#### Required task
In the records that follow, show each line where the word "Stampe" is present.
--------------------------------------------------
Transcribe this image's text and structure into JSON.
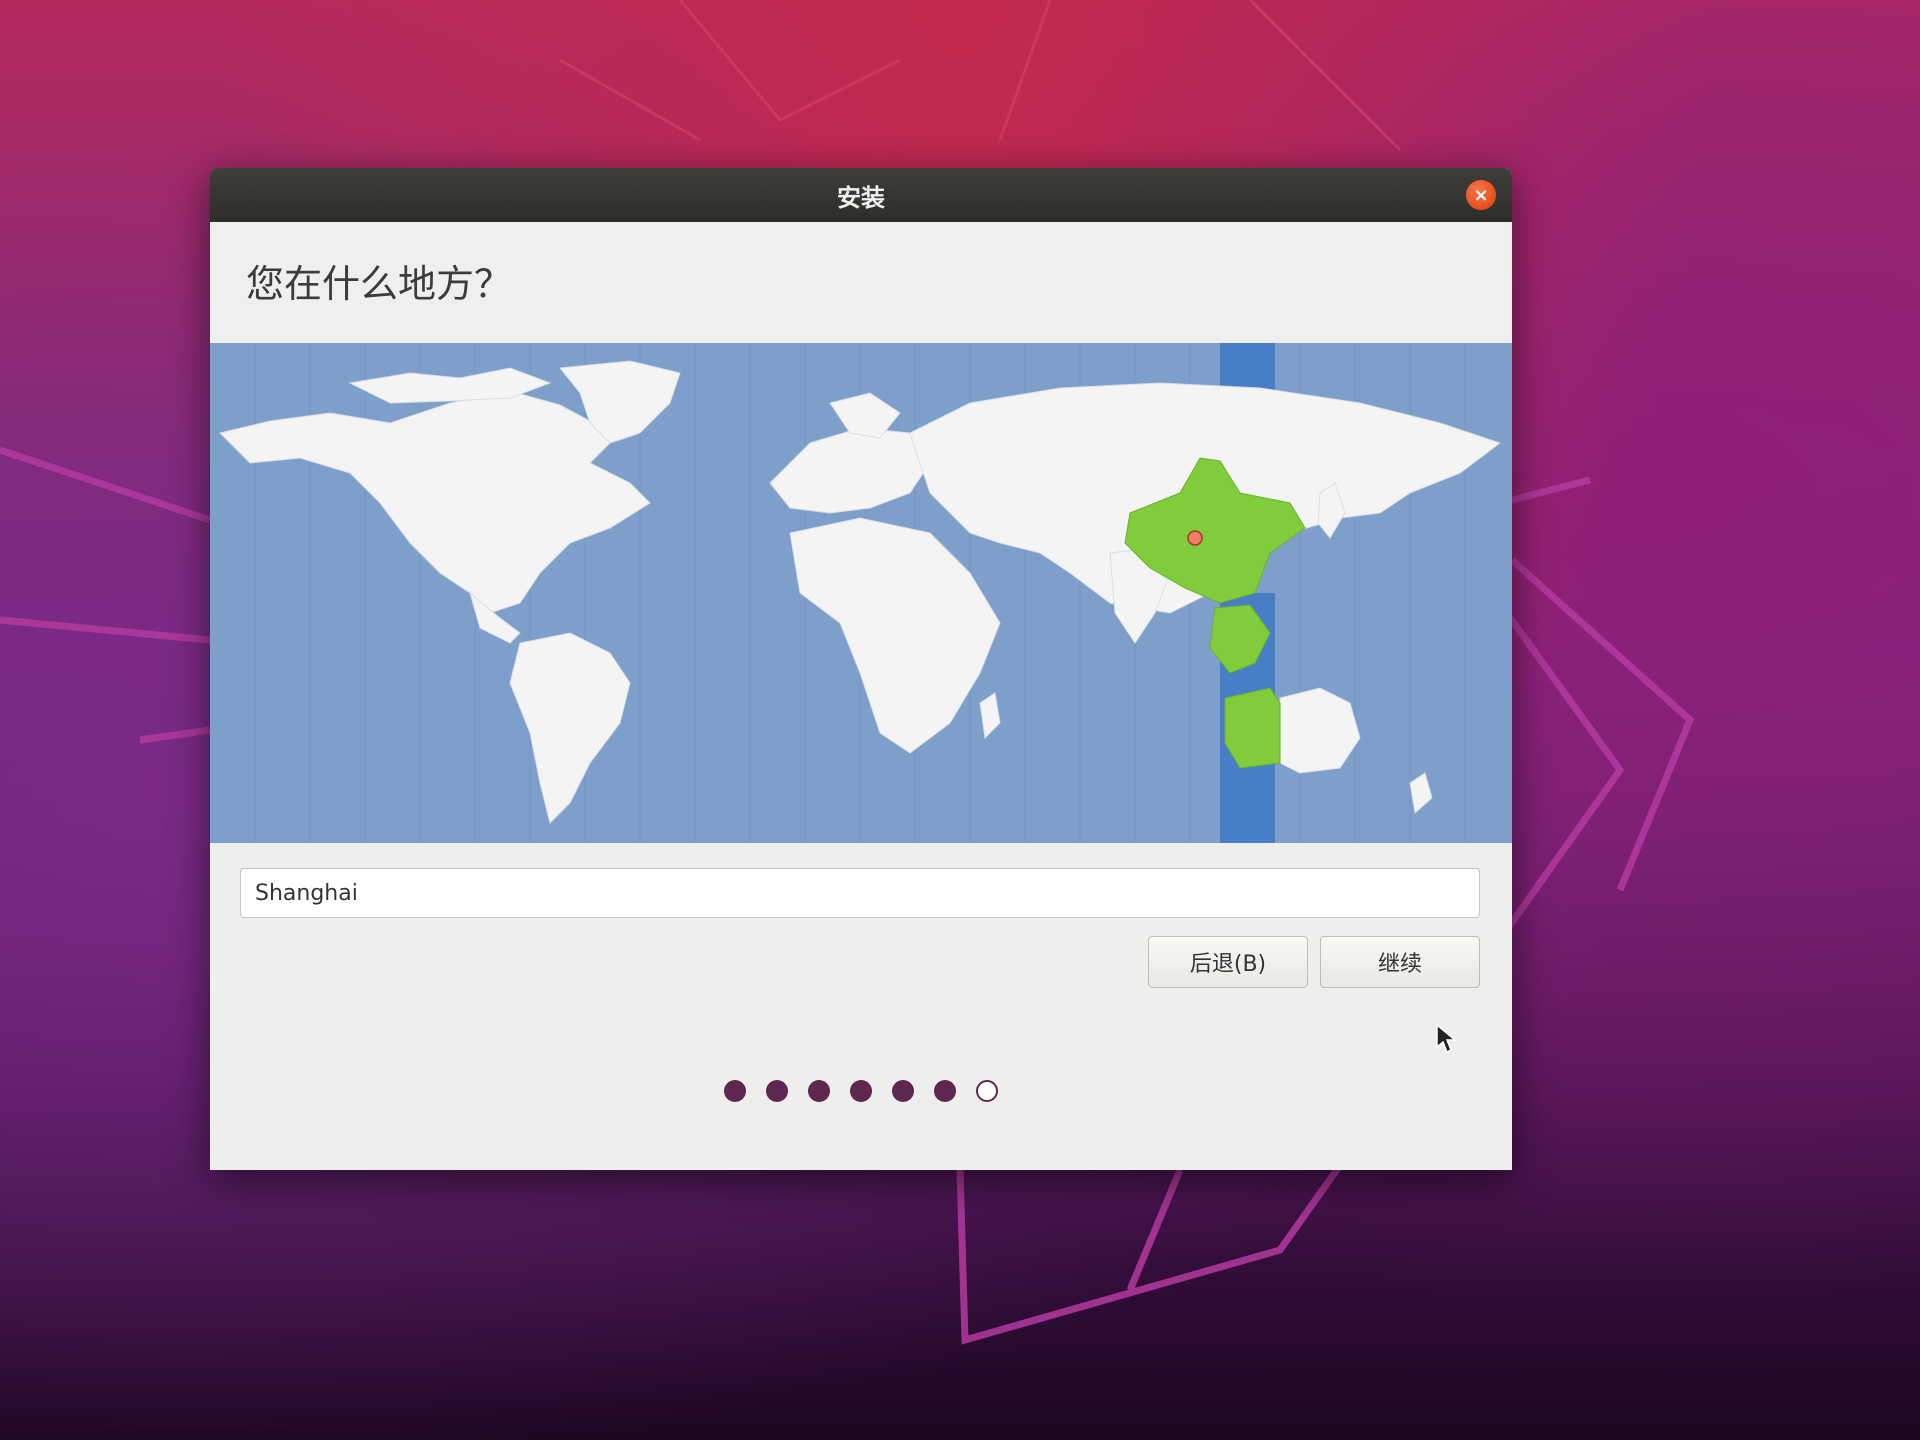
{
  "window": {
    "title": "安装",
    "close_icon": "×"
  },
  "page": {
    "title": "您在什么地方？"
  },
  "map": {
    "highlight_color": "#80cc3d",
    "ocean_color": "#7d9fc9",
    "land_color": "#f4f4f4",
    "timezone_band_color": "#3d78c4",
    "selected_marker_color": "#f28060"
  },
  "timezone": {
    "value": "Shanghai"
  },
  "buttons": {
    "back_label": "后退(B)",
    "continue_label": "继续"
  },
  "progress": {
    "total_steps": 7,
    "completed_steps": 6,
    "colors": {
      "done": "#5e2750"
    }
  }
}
--------------------------------------------------
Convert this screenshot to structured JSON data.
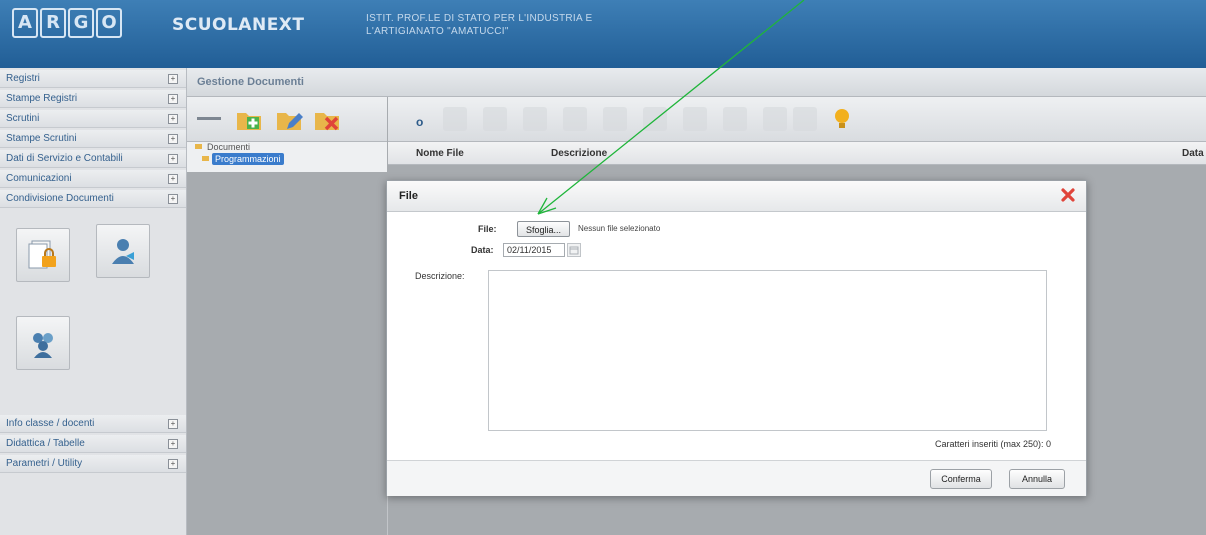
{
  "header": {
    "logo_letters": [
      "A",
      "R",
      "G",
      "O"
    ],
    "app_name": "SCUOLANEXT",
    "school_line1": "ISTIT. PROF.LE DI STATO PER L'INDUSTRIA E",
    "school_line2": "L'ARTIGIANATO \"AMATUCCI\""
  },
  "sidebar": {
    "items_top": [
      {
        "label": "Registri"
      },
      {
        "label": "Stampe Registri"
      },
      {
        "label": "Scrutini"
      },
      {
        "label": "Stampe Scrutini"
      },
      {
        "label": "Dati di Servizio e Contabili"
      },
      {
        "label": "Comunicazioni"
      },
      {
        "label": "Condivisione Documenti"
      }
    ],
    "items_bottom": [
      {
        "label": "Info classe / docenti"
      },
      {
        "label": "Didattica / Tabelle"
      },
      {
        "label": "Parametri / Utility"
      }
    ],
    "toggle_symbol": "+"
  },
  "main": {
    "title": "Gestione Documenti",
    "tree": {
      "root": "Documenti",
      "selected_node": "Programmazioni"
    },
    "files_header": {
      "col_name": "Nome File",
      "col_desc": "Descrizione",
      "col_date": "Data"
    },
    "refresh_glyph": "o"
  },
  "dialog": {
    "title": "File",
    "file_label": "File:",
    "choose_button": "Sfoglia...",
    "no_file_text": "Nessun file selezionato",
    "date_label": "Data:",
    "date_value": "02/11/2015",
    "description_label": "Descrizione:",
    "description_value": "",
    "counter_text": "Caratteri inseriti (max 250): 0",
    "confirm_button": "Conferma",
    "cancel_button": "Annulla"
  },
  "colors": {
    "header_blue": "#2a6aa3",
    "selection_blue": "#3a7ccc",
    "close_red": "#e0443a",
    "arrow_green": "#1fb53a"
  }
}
--------------------------------------------------
#### Result of this exercise
        "label": "Stampe Registri"
        "label": "Stampe Scrutini"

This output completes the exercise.